§ Exercise aim: Reproduce the entire listing word for word.

§ Data:
-- START --

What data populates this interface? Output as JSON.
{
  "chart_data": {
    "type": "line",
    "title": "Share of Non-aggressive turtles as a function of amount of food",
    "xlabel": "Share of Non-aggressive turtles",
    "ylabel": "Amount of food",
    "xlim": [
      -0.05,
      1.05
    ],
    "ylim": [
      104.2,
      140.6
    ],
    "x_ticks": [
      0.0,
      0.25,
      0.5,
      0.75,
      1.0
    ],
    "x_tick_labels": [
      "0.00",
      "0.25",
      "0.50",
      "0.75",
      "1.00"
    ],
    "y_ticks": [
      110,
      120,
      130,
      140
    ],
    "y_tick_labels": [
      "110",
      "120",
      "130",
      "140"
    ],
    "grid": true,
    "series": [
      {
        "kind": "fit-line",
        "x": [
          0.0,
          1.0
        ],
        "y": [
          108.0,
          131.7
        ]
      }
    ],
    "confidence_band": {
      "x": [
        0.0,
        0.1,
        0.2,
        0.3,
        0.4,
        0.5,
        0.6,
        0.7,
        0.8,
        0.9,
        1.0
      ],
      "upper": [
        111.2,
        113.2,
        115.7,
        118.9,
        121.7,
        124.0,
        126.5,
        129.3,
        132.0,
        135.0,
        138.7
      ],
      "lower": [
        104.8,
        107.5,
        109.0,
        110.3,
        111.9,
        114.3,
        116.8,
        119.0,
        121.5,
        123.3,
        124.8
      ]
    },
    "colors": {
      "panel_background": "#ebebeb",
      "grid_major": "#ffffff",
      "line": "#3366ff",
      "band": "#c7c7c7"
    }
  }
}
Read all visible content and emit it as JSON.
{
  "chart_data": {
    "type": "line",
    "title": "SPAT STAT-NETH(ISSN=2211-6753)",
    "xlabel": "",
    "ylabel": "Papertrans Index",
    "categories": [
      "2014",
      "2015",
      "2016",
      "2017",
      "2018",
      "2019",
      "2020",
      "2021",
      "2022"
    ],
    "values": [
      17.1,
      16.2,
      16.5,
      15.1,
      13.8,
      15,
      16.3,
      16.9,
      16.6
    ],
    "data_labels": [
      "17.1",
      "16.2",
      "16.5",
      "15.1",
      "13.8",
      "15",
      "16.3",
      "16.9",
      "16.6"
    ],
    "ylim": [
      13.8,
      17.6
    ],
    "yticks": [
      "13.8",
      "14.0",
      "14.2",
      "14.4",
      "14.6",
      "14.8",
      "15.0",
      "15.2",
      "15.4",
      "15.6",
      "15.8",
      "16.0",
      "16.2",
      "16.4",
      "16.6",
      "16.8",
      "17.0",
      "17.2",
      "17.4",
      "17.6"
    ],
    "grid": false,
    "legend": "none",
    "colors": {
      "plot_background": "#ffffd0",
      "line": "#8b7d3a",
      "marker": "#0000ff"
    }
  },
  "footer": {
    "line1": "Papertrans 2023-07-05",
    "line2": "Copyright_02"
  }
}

-- END --

§ Result of this exercise:
What data populates this interface? Output as JSON.
{
  "chart_data": {
    "type": "line",
    "title": "Share of Non-aggressive turtles as a function of amount of food",
    "xlabel": "Share of Non-aggressive turtles",
    "ylabel": "Amount of food",
    "xlim": [
      -0.05,
      1.05
    ],
    "ylim": [
      104.2,
      140.6
    ],
    "x_ticks": [
      0.0,
      0.25,
      0.5,
      0.75,
      1.0
    ],
    "x_tick_labels": [
      "0.00",
      "0.25",
      "0.50",
      "0.75",
      "1.00"
    ],
    "y_ticks": [
      110,
      120,
      130,
      140
    ],
    "y_tick_labels": [
      "110",
      "120",
      "130",
      "140"
    ],
    "grid": true,
    "series": [
      {
        "kind": "fit-line",
        "x": [
          0.0,
          1.0
        ],
        "y": [
          108.0,
          131.7
        ]
      }
    ],
    "confidence_band": {
      "x": [
        0.0,
        0.1,
        0.2,
        0.3,
        0.4,
        0.5,
        0.6,
        0.7,
        0.8,
        0.9,
        1.0
      ],
      "upper": [
        111.2,
        113.2,
        115.7,
        118.9,
        121.7,
        124.0,
        126.5,
        129.3,
        132.0,
        135.0,
        138.7
      ],
      "lower": [
        104.8,
        107.5,
        109.0,
        110.3,
        111.9,
        114.3,
        116.8,
        119.0,
        121.5,
        123.3,
        124.8
      ]
    },
    "colors": {
      "panel_background": "#ebebeb",
      "grid_major": "#ffffff",
      "line": "#3366ff",
      "band": "#c7c7c7"
    }
  }
}
Read all visible content and emit it as JSON.
{
  "chart_data": {
    "type": "line",
    "title": "SPAT STAT-NETH(ISSN=2211-6753)",
    "xlabel": "",
    "ylabel": "Papertrans Index",
    "categories": [
      "2014",
      "2015",
      "2016",
      "2017",
      "2018",
      "2019",
      "2020",
      "2021",
      "2022"
    ],
    "values": [
      17.1,
      16.2,
      16.5,
      15.1,
      13.8,
      15,
      16.3,
      16.9,
      16.6
    ],
    "data_labels": [
      "17.1",
      "16.2",
      "16.5",
      "15.1",
      "13.8",
      "15",
      "16.3",
      "16.9",
      "16.6"
    ],
    "ylim": [
      13.8,
      17.6
    ],
    "yticks": [
      "13.8",
      "14.0",
      "14.2",
      "14.4",
      "14.6",
      "14.8",
      "15.0",
      "15.2",
      "15.4",
      "15.6",
      "15.8",
      "16.0",
      "16.2",
      "16.4",
      "16.6",
      "16.8",
      "17.0",
      "17.2",
      "17.4",
      "17.6"
    ],
    "grid": false,
    "legend": "none",
    "colors": {
      "plot_background": "#ffffd0",
      "line": "#8b7d3a",
      "marker": "#0000ff"
    }
  },
  "footer": {
    "line1": "Papertrans 2023-07-05",
    "line2": "Copyright_02"
  }
}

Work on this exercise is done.